◆ **Lines of data**
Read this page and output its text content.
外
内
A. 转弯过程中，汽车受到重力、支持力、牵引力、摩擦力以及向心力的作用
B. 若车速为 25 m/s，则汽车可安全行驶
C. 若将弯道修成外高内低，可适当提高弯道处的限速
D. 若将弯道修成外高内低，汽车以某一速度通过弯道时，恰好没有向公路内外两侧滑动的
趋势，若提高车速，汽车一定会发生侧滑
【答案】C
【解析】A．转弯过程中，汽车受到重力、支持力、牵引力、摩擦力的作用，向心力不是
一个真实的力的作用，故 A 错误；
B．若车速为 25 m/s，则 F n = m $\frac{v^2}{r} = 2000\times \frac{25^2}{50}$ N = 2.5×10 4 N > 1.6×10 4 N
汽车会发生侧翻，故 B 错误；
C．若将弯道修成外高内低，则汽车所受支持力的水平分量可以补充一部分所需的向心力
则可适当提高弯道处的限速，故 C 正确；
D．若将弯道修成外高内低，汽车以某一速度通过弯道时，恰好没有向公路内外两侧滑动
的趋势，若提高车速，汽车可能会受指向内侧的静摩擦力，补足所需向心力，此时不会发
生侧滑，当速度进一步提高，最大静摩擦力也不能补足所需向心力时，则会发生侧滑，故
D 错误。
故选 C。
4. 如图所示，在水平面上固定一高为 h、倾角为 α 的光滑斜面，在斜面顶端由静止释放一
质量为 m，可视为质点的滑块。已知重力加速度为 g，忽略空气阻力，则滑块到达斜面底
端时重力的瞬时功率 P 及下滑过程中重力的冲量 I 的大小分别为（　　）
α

◆ **WHAT IS EXPECTED**
Filter the records above for "若将弯道修成外高内低" and copy every matching line.

◆ **EXERCISE SOLUTION**
C. 若将弯道修成外高内低，可适当提高弯道处的限速
D. 若将弯道修成外高内低，汽车以某一速度通过弯道时，恰好没有向公路内外两侧滑动的
C．若将弯道修成外高内低，则汽车所受支持力的水平分量可以补充一部分所需的向心力
D．若将弯道修成外高内低，汽车以某一速度通过弯道时，恰好没有向公路内外两侧滑动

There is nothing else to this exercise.